» RECORDS FOR THE TASK:
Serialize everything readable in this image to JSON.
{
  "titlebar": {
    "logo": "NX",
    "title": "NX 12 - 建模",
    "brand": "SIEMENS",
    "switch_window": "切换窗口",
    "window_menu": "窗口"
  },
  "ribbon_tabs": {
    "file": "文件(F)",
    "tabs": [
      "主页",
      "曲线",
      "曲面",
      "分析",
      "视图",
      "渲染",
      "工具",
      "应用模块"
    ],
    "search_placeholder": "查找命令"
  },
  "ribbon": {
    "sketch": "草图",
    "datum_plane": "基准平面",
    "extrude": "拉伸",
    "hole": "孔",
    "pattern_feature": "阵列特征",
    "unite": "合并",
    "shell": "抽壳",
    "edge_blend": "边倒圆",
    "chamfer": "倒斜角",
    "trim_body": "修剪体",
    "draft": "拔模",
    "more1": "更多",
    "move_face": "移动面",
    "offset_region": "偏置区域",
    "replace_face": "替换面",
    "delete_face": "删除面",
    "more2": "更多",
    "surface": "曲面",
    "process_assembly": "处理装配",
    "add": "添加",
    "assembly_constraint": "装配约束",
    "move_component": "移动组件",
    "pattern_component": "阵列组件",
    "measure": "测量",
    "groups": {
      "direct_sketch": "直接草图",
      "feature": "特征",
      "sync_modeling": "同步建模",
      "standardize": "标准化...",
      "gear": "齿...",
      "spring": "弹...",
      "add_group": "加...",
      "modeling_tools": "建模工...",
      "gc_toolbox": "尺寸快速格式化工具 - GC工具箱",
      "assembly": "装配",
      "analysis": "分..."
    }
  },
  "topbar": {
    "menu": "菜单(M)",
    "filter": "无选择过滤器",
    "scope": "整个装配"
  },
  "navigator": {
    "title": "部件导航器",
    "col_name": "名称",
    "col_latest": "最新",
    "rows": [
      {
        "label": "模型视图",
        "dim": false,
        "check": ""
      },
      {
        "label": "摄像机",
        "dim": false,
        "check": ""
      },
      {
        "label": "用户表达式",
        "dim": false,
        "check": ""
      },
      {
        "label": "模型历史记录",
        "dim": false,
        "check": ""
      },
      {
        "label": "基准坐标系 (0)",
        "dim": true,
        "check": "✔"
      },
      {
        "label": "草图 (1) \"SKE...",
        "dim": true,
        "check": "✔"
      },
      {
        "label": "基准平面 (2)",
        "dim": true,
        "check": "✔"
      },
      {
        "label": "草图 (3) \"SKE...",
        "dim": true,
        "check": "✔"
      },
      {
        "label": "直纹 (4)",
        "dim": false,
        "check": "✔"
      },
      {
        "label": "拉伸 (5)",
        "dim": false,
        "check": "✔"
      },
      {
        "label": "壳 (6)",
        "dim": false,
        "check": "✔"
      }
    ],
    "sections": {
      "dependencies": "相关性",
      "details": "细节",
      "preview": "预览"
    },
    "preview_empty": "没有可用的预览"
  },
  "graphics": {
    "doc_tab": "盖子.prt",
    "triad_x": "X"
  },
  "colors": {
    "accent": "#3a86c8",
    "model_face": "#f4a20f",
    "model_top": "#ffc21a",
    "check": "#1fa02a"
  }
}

» WHAT IS BEING ASKED: Reproduce the entries above in full by retyping them exactly.

» SOLUTION TO THIS TASK:
Serialize everything readable in this image to JSON.
{
  "titlebar": {
    "logo": "NX",
    "title": "NX 12 - 建模",
    "brand": "SIEMENS",
    "switch_window": "切换窗口",
    "window_menu": "窗口"
  },
  "ribbon_tabs": {
    "file": "文件(F)",
    "tabs": [
      "主页",
      "曲线",
      "曲面",
      "分析",
      "视图",
      "渲染",
      "工具",
      "应用模块"
    ],
    "search_placeholder": "查找命令"
  },
  "ribbon": {
    "sketch": "草图",
    "datum_plane": "基准平面",
    "extrude": "拉伸",
    "hole": "孔",
    "pattern_feature": "阵列特征",
    "unite": "合并",
    "shell": "抽壳",
    "edge_blend": "边倒圆",
    "chamfer": "倒斜角",
    "trim_body": "修剪体",
    "draft": "拔模",
    "more1": "更多",
    "move_face": "移动面",
    "offset_region": "偏置区域",
    "replace_face": "替换面",
    "delete_face": "删除面",
    "more2": "更多",
    "surface": "曲面",
    "process_assembly": "处理装配",
    "add": "添加",
    "assembly_constraint": "装配约束",
    "move_component": "移动组件",
    "pattern_component": "阵列组件",
    "measure": "测量",
    "groups": {
      "direct_sketch": "直接草图",
      "feature": "特征",
      "sync_modeling": "同步建模",
      "standardize": "标准化...",
      "gear": "齿...",
      "spring": "弹...",
      "add_group": "加...",
      "modeling_tools": "建模工...",
      "gc_toolbox": "尺寸快速格式化工具 - GC工具箱",
      "assembly": "装配",
      "analysis": "分..."
    }
  },
  "topbar": {
    "menu": "菜单(M)",
    "filter": "无选择过滤器",
    "scope": "整个装配"
  },
  "navigator": {
    "title": "部件导航器",
    "col_name": "名称",
    "col_latest": "最新",
    "rows": [
      {
        "label": "模型视图",
        "dim": false,
        "check": ""
      },
      {
        "label": "摄像机",
        "dim": false,
        "check": ""
      },
      {
        "label": "用户表达式",
        "dim": false,
        "check": ""
      },
      {
        "label": "模型历史记录",
        "dim": false,
        "check": ""
      },
      {
        "label": "基准坐标系 (0)",
        "dim": true,
        "check": "✔"
      },
      {
        "label": "草图 (1) \"SKE...",
        "dim": true,
        "check": "✔"
      },
      {
        "label": "基准平面 (2)",
        "dim": true,
        "check": "✔"
      },
      {
        "label": "草图 (3) \"SKE...",
        "dim": true,
        "check": "✔"
      },
      {
        "label": "直纹 (4)",
        "dim": false,
        "check": "✔"
      },
      {
        "label": "拉伸 (5)",
        "dim": false,
        "check": "✔"
      },
      {
        "label": "壳 (6)",
        "dim": false,
        "check": "✔"
      }
    ],
    "sections": {
      "dependencies": "相关性",
      "details": "细节",
      "preview": "预览"
    },
    "preview_empty": "没有可用的预览"
  },
  "graphics": {
    "doc_tab": "盖子.prt",
    "triad_x": "X"
  },
  "colors": {
    "accent": "#3a86c8",
    "model_face": "#f4a20f",
    "model_top": "#ffc21a",
    "check": "#1fa02a"
  }
}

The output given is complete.